**Directions**
Go through the records line by line and work out how many lines hold the word "describing". Answer with the number only.

-.-.-

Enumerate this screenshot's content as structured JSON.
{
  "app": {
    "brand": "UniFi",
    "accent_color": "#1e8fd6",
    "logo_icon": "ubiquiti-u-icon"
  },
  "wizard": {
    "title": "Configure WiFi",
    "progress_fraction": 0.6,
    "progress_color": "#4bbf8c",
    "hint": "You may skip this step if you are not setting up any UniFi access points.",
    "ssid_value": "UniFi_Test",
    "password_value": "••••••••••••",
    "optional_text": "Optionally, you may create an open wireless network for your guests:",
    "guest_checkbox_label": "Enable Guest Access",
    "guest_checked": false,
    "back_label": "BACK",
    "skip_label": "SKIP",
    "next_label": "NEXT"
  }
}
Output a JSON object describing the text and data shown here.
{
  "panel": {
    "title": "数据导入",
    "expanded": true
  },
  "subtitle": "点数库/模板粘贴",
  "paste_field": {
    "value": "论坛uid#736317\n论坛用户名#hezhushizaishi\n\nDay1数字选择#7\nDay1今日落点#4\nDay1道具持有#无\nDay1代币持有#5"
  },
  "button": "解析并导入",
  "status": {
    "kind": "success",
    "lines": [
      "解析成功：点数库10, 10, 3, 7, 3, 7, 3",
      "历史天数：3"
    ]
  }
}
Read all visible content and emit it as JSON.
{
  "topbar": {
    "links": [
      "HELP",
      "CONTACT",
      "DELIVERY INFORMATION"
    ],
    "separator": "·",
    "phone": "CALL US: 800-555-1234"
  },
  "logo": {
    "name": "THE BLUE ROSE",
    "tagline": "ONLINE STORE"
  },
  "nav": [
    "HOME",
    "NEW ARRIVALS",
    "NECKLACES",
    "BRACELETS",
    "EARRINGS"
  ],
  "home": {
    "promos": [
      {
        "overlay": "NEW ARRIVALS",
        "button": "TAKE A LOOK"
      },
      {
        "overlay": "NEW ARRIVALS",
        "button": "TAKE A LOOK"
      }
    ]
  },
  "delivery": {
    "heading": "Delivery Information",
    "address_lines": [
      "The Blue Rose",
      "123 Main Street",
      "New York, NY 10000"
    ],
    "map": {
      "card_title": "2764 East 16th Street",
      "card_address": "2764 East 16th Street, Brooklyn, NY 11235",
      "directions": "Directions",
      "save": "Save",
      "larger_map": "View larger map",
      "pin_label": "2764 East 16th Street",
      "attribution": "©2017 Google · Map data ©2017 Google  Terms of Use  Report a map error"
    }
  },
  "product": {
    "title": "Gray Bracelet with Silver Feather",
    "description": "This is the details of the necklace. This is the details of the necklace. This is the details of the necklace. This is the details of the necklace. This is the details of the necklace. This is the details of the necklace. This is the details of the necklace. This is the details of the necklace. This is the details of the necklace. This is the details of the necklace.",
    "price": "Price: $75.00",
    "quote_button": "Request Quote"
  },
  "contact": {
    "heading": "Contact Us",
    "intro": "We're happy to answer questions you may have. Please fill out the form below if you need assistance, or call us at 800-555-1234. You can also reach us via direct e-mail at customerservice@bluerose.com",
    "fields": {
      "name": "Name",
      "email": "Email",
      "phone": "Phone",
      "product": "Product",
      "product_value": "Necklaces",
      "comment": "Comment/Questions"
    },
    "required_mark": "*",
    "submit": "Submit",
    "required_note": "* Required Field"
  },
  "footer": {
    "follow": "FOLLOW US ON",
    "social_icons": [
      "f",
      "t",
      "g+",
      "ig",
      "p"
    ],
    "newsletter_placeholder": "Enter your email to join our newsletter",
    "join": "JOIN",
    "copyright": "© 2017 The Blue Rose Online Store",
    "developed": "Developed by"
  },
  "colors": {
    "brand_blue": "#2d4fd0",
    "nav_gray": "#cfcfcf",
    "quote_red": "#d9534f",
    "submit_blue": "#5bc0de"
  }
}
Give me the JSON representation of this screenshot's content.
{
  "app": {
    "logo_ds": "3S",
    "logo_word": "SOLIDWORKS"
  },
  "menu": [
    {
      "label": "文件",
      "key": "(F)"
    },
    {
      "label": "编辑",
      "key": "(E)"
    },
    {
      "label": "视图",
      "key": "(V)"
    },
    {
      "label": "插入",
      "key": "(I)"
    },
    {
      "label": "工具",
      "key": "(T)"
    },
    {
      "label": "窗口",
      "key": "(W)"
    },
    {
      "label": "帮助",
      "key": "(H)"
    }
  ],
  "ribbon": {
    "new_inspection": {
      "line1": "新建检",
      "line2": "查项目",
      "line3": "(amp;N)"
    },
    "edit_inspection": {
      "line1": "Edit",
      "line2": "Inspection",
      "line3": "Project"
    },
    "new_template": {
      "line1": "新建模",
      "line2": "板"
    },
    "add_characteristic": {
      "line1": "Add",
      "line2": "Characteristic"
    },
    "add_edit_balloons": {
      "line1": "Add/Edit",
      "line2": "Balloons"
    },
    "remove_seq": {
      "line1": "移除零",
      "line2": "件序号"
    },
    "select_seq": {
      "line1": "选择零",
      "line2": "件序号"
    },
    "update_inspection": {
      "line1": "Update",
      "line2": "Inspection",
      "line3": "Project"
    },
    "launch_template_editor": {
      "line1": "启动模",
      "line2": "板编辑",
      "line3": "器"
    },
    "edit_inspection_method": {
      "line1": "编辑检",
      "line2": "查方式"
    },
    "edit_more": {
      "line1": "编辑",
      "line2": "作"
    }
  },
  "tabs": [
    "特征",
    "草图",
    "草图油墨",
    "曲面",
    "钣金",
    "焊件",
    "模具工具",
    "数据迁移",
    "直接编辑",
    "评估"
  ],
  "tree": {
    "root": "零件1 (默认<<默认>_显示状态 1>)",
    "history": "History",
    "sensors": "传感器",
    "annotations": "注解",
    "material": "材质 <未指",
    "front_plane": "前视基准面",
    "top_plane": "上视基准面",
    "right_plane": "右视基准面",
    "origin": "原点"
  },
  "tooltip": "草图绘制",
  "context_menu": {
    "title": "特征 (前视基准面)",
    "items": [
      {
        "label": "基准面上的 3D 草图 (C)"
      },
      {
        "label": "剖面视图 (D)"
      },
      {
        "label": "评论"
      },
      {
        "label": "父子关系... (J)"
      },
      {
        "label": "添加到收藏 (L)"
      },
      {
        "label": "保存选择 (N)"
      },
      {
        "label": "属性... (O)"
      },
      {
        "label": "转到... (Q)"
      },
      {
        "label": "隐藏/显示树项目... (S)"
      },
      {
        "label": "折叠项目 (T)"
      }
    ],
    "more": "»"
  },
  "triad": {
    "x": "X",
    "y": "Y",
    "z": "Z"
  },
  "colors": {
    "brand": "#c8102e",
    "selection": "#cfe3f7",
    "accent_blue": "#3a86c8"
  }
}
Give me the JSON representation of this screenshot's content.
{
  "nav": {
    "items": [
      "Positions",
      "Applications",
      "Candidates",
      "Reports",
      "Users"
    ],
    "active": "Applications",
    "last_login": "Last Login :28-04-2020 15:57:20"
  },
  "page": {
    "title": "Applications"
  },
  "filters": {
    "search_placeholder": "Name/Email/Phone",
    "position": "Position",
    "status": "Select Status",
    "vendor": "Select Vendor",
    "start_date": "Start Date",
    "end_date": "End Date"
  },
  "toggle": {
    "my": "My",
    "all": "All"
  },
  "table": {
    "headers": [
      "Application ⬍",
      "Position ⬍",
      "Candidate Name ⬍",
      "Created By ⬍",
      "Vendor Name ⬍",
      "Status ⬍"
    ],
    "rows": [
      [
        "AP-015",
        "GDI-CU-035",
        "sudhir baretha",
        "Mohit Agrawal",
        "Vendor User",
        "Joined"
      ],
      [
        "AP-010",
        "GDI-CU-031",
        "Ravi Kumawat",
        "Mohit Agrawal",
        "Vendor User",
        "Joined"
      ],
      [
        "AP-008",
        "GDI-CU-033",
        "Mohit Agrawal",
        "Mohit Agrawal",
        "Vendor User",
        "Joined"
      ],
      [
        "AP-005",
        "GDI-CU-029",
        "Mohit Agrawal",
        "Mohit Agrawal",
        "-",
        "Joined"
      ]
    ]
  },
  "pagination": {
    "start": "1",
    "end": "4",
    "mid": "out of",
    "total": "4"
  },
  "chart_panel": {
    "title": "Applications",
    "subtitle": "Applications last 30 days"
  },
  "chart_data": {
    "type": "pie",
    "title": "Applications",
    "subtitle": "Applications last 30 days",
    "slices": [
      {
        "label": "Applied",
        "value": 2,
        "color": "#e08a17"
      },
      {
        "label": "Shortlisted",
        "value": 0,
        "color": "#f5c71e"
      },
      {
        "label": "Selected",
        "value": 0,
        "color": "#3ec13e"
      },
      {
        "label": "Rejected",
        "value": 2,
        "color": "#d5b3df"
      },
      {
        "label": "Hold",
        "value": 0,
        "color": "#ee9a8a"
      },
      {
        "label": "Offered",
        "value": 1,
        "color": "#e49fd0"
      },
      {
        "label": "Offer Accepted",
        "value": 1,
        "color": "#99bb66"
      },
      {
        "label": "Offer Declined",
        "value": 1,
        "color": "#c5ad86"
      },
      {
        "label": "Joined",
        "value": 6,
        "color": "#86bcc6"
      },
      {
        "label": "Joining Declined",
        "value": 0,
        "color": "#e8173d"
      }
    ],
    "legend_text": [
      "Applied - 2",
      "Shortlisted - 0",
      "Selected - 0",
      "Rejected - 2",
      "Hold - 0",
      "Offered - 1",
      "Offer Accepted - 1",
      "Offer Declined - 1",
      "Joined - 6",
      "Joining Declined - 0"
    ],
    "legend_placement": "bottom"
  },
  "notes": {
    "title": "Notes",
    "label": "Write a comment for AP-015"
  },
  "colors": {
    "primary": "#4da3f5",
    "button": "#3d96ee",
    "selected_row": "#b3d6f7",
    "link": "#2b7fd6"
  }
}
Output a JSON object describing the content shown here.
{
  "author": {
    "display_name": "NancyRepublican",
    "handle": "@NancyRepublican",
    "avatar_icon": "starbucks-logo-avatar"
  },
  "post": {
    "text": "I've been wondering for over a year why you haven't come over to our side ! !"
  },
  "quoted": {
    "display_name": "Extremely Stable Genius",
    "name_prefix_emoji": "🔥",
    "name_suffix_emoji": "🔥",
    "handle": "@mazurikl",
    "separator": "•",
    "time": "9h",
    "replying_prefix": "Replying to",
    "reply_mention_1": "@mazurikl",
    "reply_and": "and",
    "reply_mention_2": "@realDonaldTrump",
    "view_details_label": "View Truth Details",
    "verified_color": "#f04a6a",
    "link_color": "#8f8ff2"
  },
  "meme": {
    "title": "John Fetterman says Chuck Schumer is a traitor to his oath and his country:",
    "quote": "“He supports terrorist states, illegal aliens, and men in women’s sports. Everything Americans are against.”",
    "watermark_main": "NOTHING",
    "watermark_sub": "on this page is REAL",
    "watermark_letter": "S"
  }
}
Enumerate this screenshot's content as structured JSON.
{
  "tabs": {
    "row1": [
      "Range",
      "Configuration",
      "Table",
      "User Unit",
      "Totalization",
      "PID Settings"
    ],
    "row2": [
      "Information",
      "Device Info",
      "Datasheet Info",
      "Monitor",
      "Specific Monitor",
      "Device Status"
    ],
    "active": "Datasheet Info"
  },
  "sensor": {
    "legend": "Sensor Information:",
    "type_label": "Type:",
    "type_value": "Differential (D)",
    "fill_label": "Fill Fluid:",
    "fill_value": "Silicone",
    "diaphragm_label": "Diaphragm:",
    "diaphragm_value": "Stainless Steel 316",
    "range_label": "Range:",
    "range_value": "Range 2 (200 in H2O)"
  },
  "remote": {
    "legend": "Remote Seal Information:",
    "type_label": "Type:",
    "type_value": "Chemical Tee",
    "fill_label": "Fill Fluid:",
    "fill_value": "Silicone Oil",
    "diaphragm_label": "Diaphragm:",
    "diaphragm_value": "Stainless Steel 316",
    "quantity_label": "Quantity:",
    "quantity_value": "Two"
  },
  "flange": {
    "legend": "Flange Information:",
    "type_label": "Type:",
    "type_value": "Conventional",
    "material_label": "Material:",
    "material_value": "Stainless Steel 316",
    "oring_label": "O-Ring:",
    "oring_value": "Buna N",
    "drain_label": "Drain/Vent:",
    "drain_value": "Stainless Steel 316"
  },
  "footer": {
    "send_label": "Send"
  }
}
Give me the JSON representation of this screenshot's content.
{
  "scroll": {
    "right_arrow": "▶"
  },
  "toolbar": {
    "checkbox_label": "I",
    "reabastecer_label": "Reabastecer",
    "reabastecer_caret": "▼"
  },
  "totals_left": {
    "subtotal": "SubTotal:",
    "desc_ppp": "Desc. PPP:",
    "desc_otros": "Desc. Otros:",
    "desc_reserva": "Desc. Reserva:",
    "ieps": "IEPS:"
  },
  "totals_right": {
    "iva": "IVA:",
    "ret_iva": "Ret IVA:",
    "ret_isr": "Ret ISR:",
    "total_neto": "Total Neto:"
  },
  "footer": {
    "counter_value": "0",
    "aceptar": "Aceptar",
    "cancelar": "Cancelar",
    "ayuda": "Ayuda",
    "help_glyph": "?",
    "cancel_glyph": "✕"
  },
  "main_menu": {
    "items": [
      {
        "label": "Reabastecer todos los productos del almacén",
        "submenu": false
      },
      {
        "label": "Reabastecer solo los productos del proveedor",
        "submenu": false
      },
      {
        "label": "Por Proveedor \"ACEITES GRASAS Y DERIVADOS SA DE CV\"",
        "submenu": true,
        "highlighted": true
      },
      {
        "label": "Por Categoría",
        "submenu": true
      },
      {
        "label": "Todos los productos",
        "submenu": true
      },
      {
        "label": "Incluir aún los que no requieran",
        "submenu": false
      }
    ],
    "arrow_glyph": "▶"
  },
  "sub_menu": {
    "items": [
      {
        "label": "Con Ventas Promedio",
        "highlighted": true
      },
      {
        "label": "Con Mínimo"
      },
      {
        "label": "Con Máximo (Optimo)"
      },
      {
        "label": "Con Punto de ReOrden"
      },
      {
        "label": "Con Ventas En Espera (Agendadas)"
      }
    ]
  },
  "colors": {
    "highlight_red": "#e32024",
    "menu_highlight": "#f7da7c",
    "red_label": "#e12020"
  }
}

-.-.-

**Output**
2